YOUR TASK ::
Repeat each line exactly as it is written.

[Recorded data]
#####
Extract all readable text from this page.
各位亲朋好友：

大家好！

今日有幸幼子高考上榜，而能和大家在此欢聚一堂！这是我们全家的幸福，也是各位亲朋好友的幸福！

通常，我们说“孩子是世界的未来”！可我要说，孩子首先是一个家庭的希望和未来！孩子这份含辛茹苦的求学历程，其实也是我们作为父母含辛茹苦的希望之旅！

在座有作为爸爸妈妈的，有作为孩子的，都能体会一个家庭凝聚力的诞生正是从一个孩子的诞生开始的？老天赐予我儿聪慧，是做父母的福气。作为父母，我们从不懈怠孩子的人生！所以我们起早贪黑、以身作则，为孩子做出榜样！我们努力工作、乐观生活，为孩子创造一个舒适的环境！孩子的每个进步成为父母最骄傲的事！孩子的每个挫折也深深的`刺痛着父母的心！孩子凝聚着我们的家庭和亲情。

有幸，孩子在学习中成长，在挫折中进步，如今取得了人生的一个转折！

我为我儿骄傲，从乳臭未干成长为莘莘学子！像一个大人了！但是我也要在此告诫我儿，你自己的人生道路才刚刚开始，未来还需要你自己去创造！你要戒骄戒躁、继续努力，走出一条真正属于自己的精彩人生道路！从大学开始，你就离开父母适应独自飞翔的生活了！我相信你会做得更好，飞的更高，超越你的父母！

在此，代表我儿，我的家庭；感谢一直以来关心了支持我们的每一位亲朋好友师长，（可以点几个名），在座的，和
#####
WRITTEN ANSWER ::
Extract all readable text from this page.
各位亲朋好友：

大家好！

今日有幸幼子高考上榜，而能和大家在此欢聚一堂！这是我们全家的幸福，也是各位亲朋好友的幸福！

通常，我们说“孩子是世界的未来”！可我要说，孩子首先是一个家庭的希望和未来！孩子这份含辛茹苦的求学历程，其实也是我们作为父母含辛茹苦的希望之旅！

在座有作为爸爸妈妈的，有作为孩子的，都能体会一个家庭凝聚力的诞生正是从一个孩子的诞生开始的？老天赐予我儿聪慧，是做父母的福气。作为父母，我们从不懈怠孩子的人生！所以我们起早贪黑、以身作则，为孩子做出榜样！我们努力工作、乐观生活，为孩子创造一个舒适的环境！孩子的每个进步成为父母最骄傲的事！孩子的每个挫折也深深的`刺痛着父母的心！孩子凝聚着我们的家庭和亲情。

有幸，孩子在学习中成长，在挫折中进步，如今取得了人生的一个转折！

我为我儿骄傲，从乳臭未干成长为莘莘学子！像一个大人了！但是我也要在此告诫我儿，你自己的人生道路才刚刚开始，未来还需要你自己去创造！你要戒骄戒躁、继续努力，走出一条真正属于自己的精彩人生道路！从大学开始，你就离开父母适应独自飞翔的生活了！我相信你会做得更好，飞的更高，超越你的父母！

在此，代表我儿，我的家庭；感谢一直以来关心了支持我们的每一位亲朋好友师长，（可以点几个名），在座的，和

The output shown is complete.